TO DO — Show every line in the entries below where the word "color" appears.

RECORDS FOR THIS EXERCISE —

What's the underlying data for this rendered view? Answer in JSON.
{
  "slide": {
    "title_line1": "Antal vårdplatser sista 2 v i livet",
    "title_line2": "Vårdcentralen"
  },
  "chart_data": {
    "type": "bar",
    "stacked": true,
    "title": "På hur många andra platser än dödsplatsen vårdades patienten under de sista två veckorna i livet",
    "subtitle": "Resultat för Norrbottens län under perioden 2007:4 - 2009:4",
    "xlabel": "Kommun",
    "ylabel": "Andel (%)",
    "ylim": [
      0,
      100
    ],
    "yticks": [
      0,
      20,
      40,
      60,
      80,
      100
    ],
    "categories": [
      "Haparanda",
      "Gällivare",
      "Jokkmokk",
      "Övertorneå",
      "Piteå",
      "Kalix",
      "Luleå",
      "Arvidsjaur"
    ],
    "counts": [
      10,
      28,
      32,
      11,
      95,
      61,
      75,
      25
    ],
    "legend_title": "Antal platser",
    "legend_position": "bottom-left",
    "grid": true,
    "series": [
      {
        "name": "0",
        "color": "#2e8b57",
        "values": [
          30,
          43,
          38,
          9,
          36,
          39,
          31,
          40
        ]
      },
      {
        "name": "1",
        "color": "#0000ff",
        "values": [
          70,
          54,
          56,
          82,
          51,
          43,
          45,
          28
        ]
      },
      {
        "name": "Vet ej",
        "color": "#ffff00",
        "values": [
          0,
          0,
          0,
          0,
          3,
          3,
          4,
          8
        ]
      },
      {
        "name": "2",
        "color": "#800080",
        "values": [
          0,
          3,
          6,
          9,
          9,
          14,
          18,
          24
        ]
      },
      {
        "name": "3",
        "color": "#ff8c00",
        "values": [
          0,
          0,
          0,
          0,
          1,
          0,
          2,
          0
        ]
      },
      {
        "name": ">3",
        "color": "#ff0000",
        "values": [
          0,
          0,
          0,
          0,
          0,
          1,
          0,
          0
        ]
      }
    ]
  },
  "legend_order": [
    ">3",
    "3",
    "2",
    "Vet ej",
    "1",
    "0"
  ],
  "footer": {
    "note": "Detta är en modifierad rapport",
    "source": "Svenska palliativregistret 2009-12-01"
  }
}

RESULT BELOW —
        "color": "#2e8b57",
        "color": "#0000ff",
        "color": "#ffff00",
        "color": "#800080",
        "color": "#ff8c00",
        "color": "#ff0000",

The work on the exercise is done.